#### Do this
Write out the data again in full, exactly as it reads.

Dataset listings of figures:
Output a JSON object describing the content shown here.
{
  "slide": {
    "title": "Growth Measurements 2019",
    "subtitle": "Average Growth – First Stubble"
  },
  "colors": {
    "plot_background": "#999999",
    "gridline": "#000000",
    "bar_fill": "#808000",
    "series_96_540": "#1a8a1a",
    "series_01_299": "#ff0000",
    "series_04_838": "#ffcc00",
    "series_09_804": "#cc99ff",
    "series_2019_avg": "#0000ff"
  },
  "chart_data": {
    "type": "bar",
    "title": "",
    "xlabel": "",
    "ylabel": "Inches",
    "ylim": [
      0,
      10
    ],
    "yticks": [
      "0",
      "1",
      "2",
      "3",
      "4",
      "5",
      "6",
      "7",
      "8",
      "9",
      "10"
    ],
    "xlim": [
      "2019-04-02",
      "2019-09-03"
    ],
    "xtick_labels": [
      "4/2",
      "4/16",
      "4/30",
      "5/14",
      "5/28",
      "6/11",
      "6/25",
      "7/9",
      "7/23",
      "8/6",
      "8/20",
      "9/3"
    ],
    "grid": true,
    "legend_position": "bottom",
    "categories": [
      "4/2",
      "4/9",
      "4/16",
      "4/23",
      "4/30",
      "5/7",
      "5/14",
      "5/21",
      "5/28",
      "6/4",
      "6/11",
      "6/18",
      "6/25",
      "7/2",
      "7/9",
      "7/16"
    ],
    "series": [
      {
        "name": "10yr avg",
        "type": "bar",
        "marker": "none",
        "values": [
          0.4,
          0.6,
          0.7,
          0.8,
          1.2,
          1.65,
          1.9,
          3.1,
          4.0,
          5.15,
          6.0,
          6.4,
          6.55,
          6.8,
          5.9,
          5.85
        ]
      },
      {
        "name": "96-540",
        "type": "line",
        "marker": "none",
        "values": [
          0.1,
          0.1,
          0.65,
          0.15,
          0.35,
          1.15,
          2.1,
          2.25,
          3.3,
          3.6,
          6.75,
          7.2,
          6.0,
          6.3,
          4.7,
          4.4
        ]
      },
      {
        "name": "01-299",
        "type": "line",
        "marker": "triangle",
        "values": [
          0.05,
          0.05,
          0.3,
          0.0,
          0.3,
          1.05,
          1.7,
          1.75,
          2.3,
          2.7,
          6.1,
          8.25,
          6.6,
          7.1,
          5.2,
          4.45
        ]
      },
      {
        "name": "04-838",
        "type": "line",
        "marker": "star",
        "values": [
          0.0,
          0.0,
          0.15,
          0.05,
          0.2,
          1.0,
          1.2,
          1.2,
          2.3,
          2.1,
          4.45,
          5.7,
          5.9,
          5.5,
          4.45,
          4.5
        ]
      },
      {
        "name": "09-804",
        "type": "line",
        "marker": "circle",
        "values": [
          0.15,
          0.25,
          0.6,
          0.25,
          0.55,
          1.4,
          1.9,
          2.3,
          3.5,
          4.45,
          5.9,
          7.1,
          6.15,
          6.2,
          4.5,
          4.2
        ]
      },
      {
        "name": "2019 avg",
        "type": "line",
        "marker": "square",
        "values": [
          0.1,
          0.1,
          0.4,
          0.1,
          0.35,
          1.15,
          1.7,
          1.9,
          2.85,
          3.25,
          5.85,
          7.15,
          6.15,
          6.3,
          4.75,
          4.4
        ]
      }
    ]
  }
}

#### Task response
Output a JSON object describing the content shown here.
{
  "slide": {
    "title": "Growth Measurements 2019",
    "subtitle": "Average Growth – First Stubble"
  },
  "colors": {
    "plot_background": "#999999",
    "gridline": "#000000",
    "bar_fill": "#808000",
    "series_96_540": "#1a8a1a",
    "series_01_299": "#ff0000",
    "series_04_838": "#ffcc00",
    "series_09_804": "#cc99ff",
    "series_2019_avg": "#0000ff"
  },
  "chart_data": {
    "type": "bar",
    "title": "",
    "xlabel": "",
    "ylabel": "Inches",
    "ylim": [
      0,
      10
    ],
    "yticks": [
      "0",
      "1",
      "2",
      "3",
      "4",
      "5",
      "6",
      "7",
      "8",
      "9",
      "10"
    ],
    "xlim": [
      "2019-04-02",
      "2019-09-03"
    ],
    "xtick_labels": [
      "4/2",
      "4/16",
      "4/30",
      "5/14",
      "5/28",
      "6/11",
      "6/25",
      "7/9",
      "7/23",
      "8/6",
      "8/20",
      "9/3"
    ],
    "grid": true,
    "legend_position": "bottom",
    "categories": [
      "4/2",
      "4/9",
      "4/16",
      "4/23",
      "4/30",
      "5/7",
      "5/14",
      "5/21",
      "5/28",
      "6/4",
      "6/11",
      "6/18",
      "6/25",
      "7/2",
      "7/9",
      "7/16"
    ],
    "series": [
      {
        "name": "10yr avg",
        "type": "bar",
        "marker": "none",
        "values": [
          0.4,
          0.6,
          0.7,
          0.8,
          1.2,
          1.65,
          1.9,
          3.1,
          4.0,
          5.15,
          6.0,
          6.4,
          6.55,
          6.8,
          5.9,
          5.85
        ]
      },
      {
        "name": "96-540",
        "type": "line",
        "marker": "none",
        "values": [
          0.1,
          0.1,
          0.65,
          0.15,
          0.35,
          1.15,
          2.1,
          2.25,
          3.3,
          3.6,
          6.75,
          7.2,
          6.0,
          6.3,
          4.7,
          4.4
        ]
      },
      {
        "name": "01-299",
        "type": "line",
        "marker": "triangle",
        "values": [
          0.05,
          0.05,
          0.3,
          0.0,
          0.3,
          1.05,
          1.7,
          1.75,
          2.3,
          2.7,
          6.1,
          8.25,
          6.6,
          7.1,
          5.2,
          4.45
        ]
      },
      {
        "name": "04-838",
        "type": "line",
        "marker": "star",
        "values": [
          0.0,
          0.0,
          0.15,
          0.05,
          0.2,
          1.0,
          1.2,
          1.2,
          2.3,
          2.1,
          4.45,
          5.7,
          5.9,
          5.5,
          4.45,
          4.5
        ]
      },
      {
        "name": "09-804",
        "type": "line",
        "marker": "circle",
        "values": [
          0.15,
          0.25,
          0.6,
          0.25,
          0.55,
          1.4,
          1.9,
          2.3,
          3.5,
          4.45,
          5.9,
          7.1,
          6.15,
          6.2,
          4.5,
          4.2
        ]
      },
      {
        "name": "2019 avg",
        "type": "line",
        "marker": "square",
        "values": [
          0.1,
          0.1,
          0.4,
          0.1,
          0.35,
          1.15,
          1.7,
          1.9,
          2.85,
          3.25,
          5.85,
          7.15,
          6.15,
          6.3,
          4.75,
          4.4
        ]
      }
    ]
  }
}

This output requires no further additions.